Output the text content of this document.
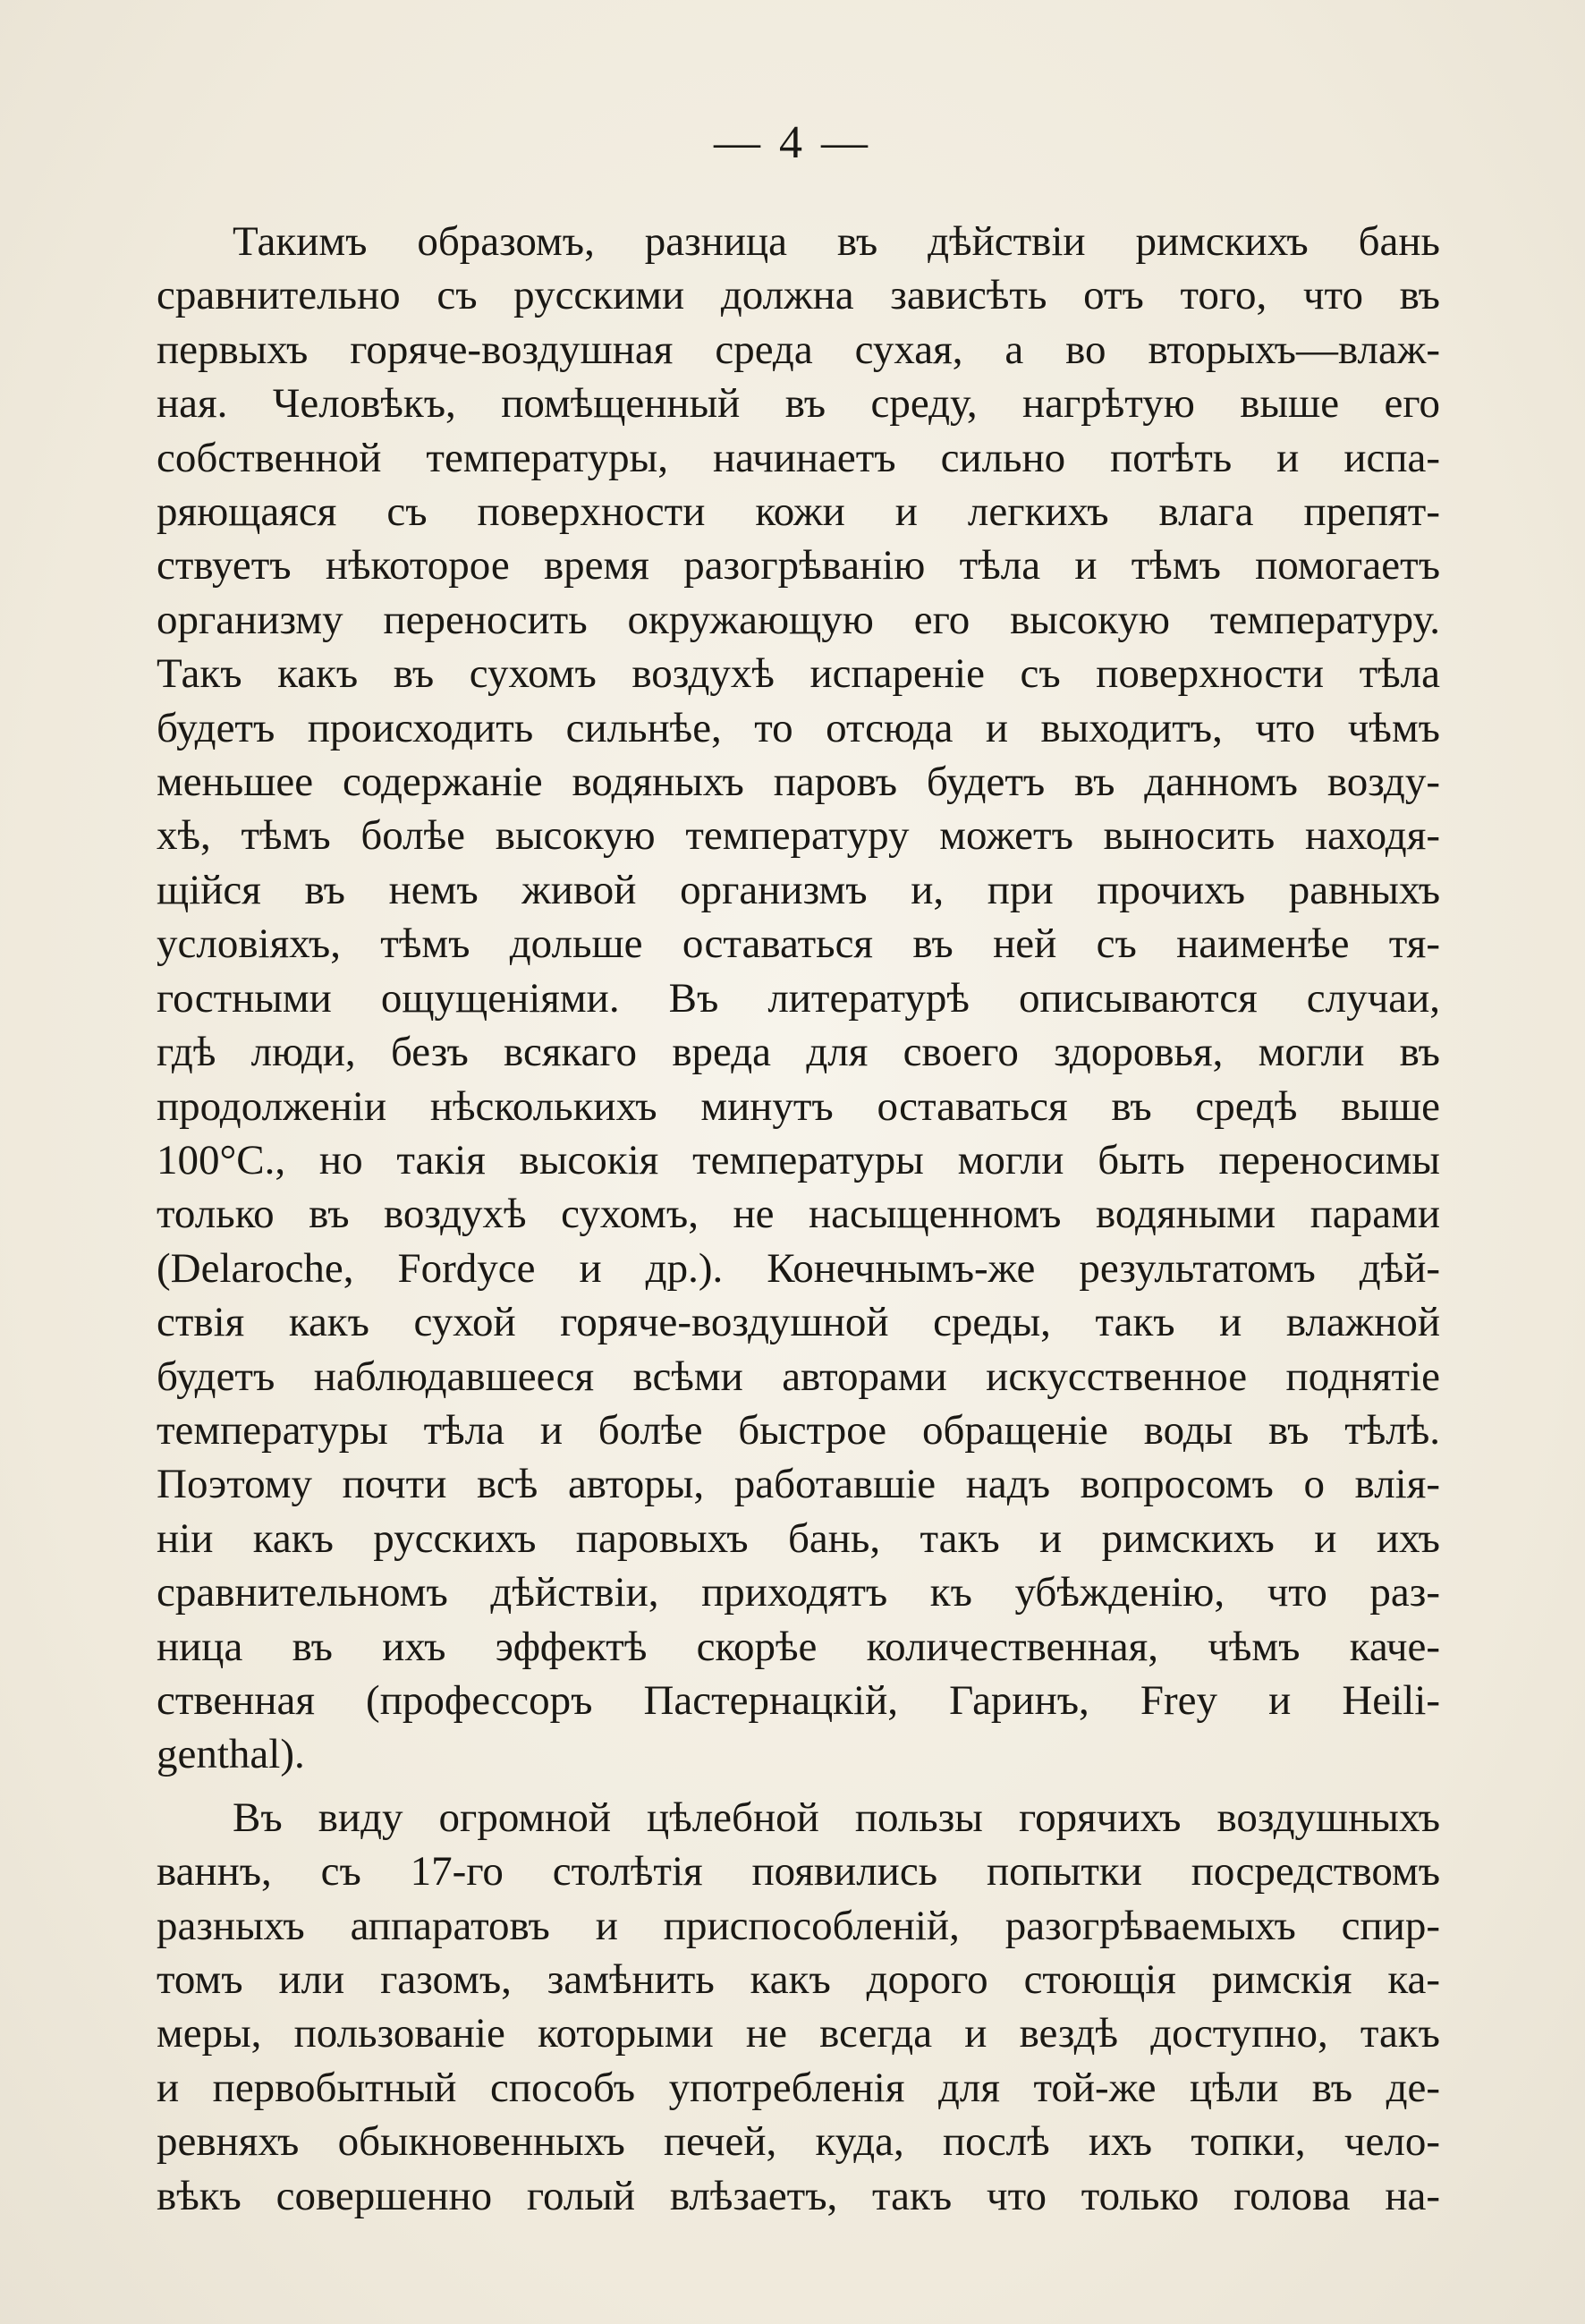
— 4 —
Такимъ образомъ, разница въ дѣйствіи римскихъ бань
сравнительно съ русскими должна зависѣть отъ того, что въ
первыхъ горяче-воздушная среда сухая, а во вторыхъ—влаж-
ная. Человѣкъ, помѣщенный въ среду, нагрѣтую выше его
собственной температуры, начинаетъ сильно потѣть и испа-
ряющаяся съ поверхности кожи и легкихъ влага препят-
ствуетъ нѣкоторое время разогрѣванію тѣла и тѣмъ помогаетъ
организму переносить окружающую его высокую температуру.
Такъ какъ въ сухомъ воздухѣ испареніе съ поверхности тѣла
будетъ происходить сильнѣе, то отсюда и выходитъ, что чѣмъ
меньшее содержаніе водяныхъ паровъ будетъ въ данномъ возду-
хѣ, тѣмъ болѣе высокую температуру можетъ выносить находя-
щійся въ немъ живой организмъ и, при прочихъ равныхъ
условіяхъ, тѣмъ дольше оставаться въ ней съ наименѣе тя-
гостными ощущеніями. Въ литературѣ описываются случаи,
гдѣ люди, безъ всякаго вреда для своего здоровья, могли въ
продолженіи нѣсколькихъ минутъ оставаться въ средѣ выше
100°С., но такія высокія температуры могли быть переносимы
только въ воздухѣ сухомъ, не насыщенномъ водяными парами
(Delaroche, Fordyce и др.). Конечнымъ-же результатомъ дѣй-
ствія какъ сухой горяче-воздушной среды, такъ и влажной
будетъ наблюдавшееся всѣми авторами искусственное поднятіе
температуры тѣла и болѣе быстрое обращеніе воды въ тѣлѣ.
Поэтому почти всѣ авторы, работавшіе надъ вопросомъ о влія-
ніи какъ русскихъ паровыхъ бань, такъ и римскихъ и ихъ
сравнительномъ дѣйствіи, приходятъ къ убѣжденію, что раз-
ница въ ихъ эффектѣ скорѣе количественная, чѣмъ каче-
ственная (профессоръ Пастернацкій, Гаринъ, Frey и Heili-
genthal).
Въ виду огромной цѣлебной пользы горячихъ воздушныхъ
ваннъ, съ 17-го столѣтія появились попытки посредствомъ
разныхъ аппаратовъ и приспособленій, разогрѣваемыхъ спир-
томъ или газомъ, замѣнить какъ дорого стоющія римскія ка-
меры, пользованіе которыми не всегда и вездѣ доступно, такъ
и первобытный способъ употребленія для той-же цѣли въ де-
ревняхъ обыкновенныхъ печей, куда, послѣ ихъ топки, чело-
вѣкъ совершенно голый влѣзаетъ, такъ что только голова на-
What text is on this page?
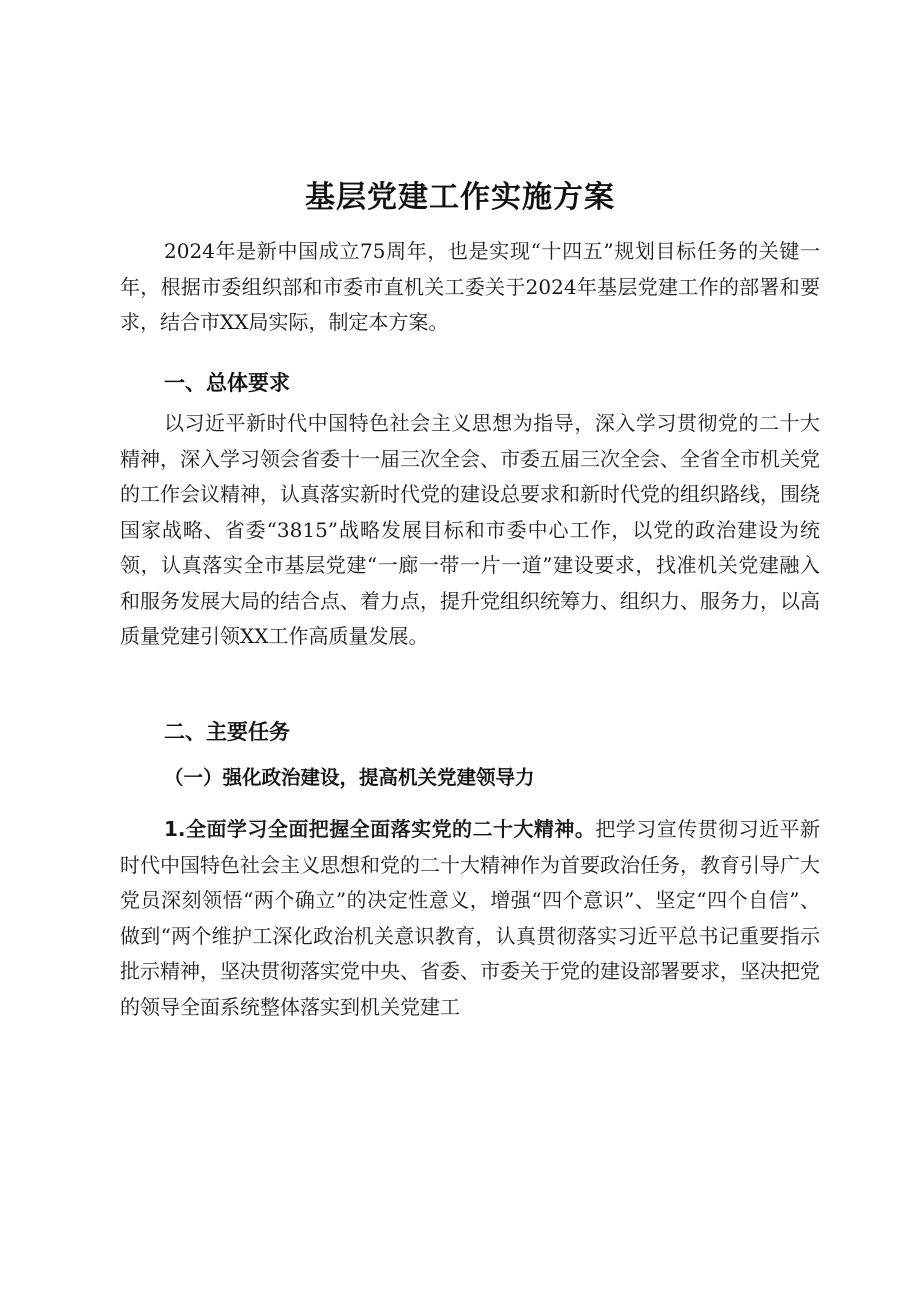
基层党建工作实施方案

2024年是新中国成立75周年，也是实现“十四五”规划目标任务的关键一年，根据市委组织部和市委市直机关工委关于2024年基层党建工作的部署和要求，结合市XX局实际，制定本方案。

一、总体要求

以习近平新时代中国特色社会主义思想为指导，深入学习贯彻党的二十大精神，深入学习领会省委十一届三次全会、市委五届三次全会、全省全市机关党的工作会议精神，认真落实新时代党的建设总要求和新时代党的组织路线，围绕国家战略、省委“3815”战略发展目标和市委中心工作，以党的政治建设为统领，认真落实全市基层党建“一廊一带一片一道”建设要求，找准机关党建融入和服务发展大局的结合点、着力点，提升党组织统筹力、组织力、服务力，以高质量党建引领XX工作高质量发展。

二、主要任务
（一）强化政治建设，提高机关党建领导力

1.全面学习全面把握全面落实党的二十大精神。把学习宣传贯彻习近平新时代中国特色社会主义思想和党的二十大精神作为首要政治任务，教育引导广大党员深刻领悟“两个确立”的决定性意义，增强“四个意识”、坚定“四个自信”、做到“两个维护工深化政治机关意识教育，认真贯彻落实习近平总书记重要指示批示精神，坚决贯彻落实党中央、省委、市委关于党的建设部署要求，坚决把党的领导全面系统整体落实到机关党建工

**Exercise details:** Quote the entries in full. Any image among them is to be omitted from the copy.

**Exercise result:**
Output the text content of this document.
— 4 —
Такимъ образомъ, разница въ дѣйствіи римскихъ бань
сравнительно съ русскими должна зависѣть отъ того, что въ
первыхъ горяче-воздушная среда сухая, а во вторыхъ—влаж-
ная. Человѣкъ, помѣщенный въ среду, нагрѣтую выше его
собственной температуры, начинаетъ сильно потѣть и испа-
ряющаяся съ поверхности кожи и легкихъ влага препят-
ствуетъ нѣкоторое время разогрѣванію тѣла и тѣмъ помогаетъ
организму переносить окружающую его высокую температуру.
Такъ какъ въ сухомъ воздухѣ испареніе съ поверхности тѣла
будетъ происходить сильнѣе, то отсюда и выходитъ, что чѣмъ
меньшее содержаніе водяныхъ паровъ будетъ въ данномъ возду-
хѣ, тѣмъ болѣе высокую температуру можетъ выносить находя-
щійся въ немъ живой организмъ и, при прочихъ равныхъ
условіяхъ, тѣмъ дольше оставаться въ ней съ наименѣе тя-
гостными ощущеніями. Въ литературѣ описываются случаи,
гдѣ люди, безъ всякаго вреда для своего здоровья, могли въ
продолженіи нѣсколькихъ минутъ оставаться въ средѣ выше
100°С., но такія высокія температуры могли быть переносимы
только въ воздухѣ сухомъ, не насыщенномъ водяными парами
(Delaroche, Fordyce и др.). Конечнымъ-же результатомъ дѣй-
ствія какъ сухой горяче-воздушной среды, такъ и влажной
будетъ наблюдавшееся всѣми авторами искусственное поднятіе
температуры тѣла и болѣе быстрое обращеніе воды въ тѣлѣ.
Поэтому почти всѣ авторы, работавшіе надъ вопросомъ о влія-
ніи какъ русскихъ паровыхъ бань, такъ и римскихъ и ихъ
сравнительномъ дѣйствіи, приходятъ къ убѣжденію, что раз-
ница въ ихъ эффектѣ скорѣе количественная, чѣмъ каче-
ственная (профессоръ Пастернацкій, Гаринъ, Frey и Heili-
genthal).
Въ виду огромной цѣлебной пользы горячихъ воздушныхъ
ваннъ, съ 17-го столѣтія появились попытки посредствомъ
разныхъ аппаратовъ и приспособленій, разогрѣваемыхъ спир-
томъ или газомъ, замѣнить какъ дорого стоющія римскія ка-
меры, пользованіе которыми не всегда и вездѣ доступно, такъ
и первобытный способъ употребленія для той-же цѣли въ де-
ревняхъ обыкновенныхъ печей, куда, послѣ ихъ топки, чело-
вѣкъ совершенно голый влѣзаетъ, такъ что только голова на-
What text is on this page?
基层党建工作实施方案

2024年是新中国成立75周年，也是实现“十四五”规划目标任务的关键一年，根据市委组织部和市委市直机关工委关于2024年基层党建工作的部署和要求，结合市XX局实际，制定本方案。

一、总体要求

以习近平新时代中国特色社会主义思想为指导，深入学习贯彻党的二十大精神，深入学习领会省委十一届三次全会、市委五届三次全会、全省全市机关党的工作会议精神，认真落实新时代党的建设总要求和新时代党的组织路线，围绕国家战略、省委“3815”战略发展目标和市委中心工作，以党的政治建设为统领，认真落实全市基层党建“一廊一带一片一道”建设要求，找准机关党建融入和服务发展大局的结合点、着力点，提升党组织统筹力、组织力、服务力，以高质量党建引领XX工作高质量发展。

二、主要任务
（一）强化政治建设，提高机关党建领导力

1.全面学习全面把握全面落实党的二十大精神。把学习宣传贯彻习近平新时代中国特色社会主义思想和党的二十大精神作为首要政治任务，教育引导广大党员深刻领悟“两个确立”的决定性意义，增强“四个意识”、坚定“四个自信”、做到“两个维护工深化政治机关意识教育，认真贯彻落实习近平总书记重要指示批示精神，坚决贯彻落实党中央、省委、市委关于党的建设部署要求，坚决把党的领导全面系统整体落实到机关党建工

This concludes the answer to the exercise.